Task details: Answer with one number only: the number of lines that contain "Республики".

Records:

━━━━━━━━━━━━━━━━━━━━━━━━━━━━━━

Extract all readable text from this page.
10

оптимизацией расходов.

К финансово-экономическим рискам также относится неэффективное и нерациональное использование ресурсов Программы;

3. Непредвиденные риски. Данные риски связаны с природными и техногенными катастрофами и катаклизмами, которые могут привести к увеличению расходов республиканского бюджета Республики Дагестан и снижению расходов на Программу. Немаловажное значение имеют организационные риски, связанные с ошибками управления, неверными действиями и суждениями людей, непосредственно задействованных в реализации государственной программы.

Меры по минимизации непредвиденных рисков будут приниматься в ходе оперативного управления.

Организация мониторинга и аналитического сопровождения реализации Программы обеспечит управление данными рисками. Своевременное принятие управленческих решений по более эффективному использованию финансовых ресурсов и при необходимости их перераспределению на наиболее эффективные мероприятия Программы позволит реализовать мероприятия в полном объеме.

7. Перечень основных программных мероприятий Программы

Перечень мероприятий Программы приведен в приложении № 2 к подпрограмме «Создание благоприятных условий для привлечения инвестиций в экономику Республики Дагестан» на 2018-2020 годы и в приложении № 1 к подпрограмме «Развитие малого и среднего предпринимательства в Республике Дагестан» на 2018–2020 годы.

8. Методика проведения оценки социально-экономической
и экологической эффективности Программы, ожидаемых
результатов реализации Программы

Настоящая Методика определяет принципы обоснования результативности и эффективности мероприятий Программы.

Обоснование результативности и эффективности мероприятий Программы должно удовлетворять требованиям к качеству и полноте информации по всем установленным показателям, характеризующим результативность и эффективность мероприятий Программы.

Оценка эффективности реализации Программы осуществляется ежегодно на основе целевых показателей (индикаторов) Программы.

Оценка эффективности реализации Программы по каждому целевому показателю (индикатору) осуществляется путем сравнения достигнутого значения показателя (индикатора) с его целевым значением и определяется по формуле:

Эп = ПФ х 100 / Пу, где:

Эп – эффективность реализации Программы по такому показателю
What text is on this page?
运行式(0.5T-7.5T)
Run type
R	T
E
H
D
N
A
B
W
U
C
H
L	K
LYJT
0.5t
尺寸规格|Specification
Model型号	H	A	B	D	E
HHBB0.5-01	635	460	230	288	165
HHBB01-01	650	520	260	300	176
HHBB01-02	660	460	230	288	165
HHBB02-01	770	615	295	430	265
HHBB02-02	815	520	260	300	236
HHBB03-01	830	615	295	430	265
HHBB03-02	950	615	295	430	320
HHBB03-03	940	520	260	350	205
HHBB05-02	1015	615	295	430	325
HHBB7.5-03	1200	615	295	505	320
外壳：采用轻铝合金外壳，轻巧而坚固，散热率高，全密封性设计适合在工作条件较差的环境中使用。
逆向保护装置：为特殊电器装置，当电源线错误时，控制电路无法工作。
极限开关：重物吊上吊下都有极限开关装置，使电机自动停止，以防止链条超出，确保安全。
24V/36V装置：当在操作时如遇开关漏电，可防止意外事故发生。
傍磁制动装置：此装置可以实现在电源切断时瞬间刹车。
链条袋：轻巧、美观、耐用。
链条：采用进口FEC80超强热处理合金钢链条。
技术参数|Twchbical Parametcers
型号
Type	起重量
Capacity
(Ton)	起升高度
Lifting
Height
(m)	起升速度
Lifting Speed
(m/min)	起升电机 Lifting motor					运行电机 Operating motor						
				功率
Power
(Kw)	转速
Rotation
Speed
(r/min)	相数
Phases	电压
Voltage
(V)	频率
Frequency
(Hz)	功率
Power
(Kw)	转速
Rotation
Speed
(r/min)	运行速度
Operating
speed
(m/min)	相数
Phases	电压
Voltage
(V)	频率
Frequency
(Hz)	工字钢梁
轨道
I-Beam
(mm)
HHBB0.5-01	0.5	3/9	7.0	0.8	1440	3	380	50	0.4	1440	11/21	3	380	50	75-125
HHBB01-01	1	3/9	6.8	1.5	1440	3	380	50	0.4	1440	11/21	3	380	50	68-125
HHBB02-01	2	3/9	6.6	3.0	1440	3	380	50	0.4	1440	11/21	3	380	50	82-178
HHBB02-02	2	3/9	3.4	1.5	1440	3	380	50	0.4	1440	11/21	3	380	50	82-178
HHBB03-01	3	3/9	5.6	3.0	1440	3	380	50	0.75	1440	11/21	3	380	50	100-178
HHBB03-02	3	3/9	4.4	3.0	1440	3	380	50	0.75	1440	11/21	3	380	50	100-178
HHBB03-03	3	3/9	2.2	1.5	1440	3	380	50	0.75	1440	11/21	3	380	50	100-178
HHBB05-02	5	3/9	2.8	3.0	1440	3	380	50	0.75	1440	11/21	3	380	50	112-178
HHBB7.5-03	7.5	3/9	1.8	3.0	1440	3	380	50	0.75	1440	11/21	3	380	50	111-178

━━━━━━━━━━━━━━━━━━━━━━━━━━━━━━

Solution for this exercise: 2